## Task goal
Return each line holding the string "Academy".

## Data supplied
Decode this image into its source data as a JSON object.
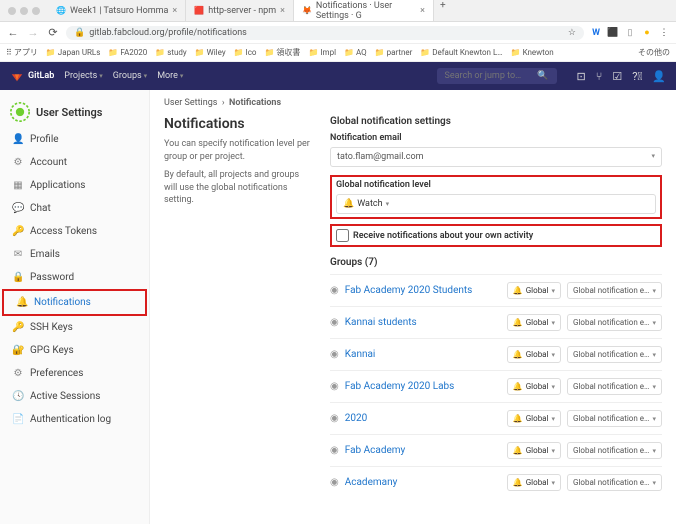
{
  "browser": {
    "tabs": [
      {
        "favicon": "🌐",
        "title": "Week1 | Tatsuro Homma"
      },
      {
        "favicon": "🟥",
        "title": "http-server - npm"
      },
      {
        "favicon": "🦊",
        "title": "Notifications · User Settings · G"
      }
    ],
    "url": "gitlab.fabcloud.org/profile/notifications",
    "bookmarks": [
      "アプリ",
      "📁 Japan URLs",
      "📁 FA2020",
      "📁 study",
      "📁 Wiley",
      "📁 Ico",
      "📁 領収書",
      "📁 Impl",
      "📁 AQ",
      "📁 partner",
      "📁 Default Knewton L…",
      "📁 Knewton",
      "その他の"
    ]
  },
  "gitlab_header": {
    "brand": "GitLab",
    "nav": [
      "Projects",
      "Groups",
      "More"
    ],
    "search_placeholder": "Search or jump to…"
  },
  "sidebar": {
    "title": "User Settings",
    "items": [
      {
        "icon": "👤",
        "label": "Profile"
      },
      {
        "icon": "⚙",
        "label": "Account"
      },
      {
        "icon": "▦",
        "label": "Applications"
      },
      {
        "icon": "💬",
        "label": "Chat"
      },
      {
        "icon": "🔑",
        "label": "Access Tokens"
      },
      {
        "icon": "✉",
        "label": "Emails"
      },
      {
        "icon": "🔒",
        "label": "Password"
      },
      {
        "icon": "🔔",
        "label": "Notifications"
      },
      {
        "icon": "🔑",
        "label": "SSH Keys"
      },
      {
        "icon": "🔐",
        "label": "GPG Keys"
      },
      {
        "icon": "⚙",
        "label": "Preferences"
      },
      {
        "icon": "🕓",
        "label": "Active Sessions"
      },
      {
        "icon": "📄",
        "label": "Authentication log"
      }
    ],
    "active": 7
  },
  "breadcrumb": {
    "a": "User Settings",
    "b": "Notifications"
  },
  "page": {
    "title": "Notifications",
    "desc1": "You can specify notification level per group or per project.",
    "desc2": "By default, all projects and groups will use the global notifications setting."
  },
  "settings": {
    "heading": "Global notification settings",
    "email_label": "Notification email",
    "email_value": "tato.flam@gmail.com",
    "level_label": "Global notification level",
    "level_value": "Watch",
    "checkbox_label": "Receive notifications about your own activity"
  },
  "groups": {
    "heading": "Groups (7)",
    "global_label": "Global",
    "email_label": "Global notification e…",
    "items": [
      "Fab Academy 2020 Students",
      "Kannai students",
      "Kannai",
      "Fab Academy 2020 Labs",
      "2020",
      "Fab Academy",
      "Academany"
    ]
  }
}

--

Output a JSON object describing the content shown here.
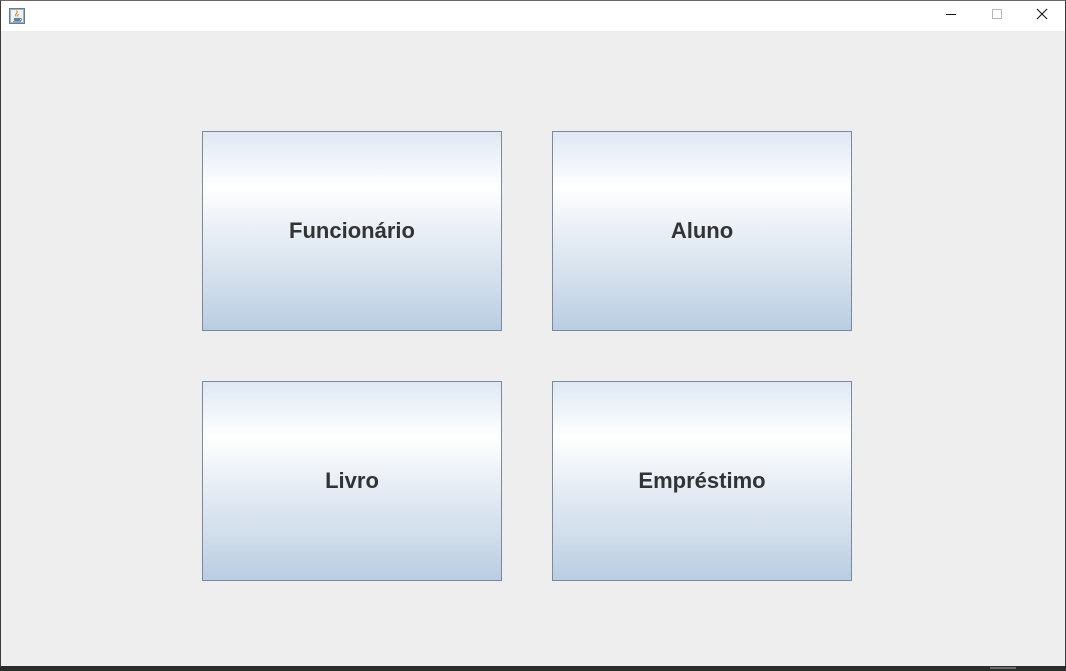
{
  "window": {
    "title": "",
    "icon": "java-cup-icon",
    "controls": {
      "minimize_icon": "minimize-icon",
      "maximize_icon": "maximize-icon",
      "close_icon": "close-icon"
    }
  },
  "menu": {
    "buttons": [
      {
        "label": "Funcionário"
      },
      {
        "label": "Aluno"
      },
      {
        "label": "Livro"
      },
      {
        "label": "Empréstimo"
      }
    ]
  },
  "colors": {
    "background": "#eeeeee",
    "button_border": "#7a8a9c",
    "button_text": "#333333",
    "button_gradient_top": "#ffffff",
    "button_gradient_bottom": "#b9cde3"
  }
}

## Final answer
      "Fab Academy 2020 Students",
      "Fab Academy 2020 Labs",
      "Fab Academy",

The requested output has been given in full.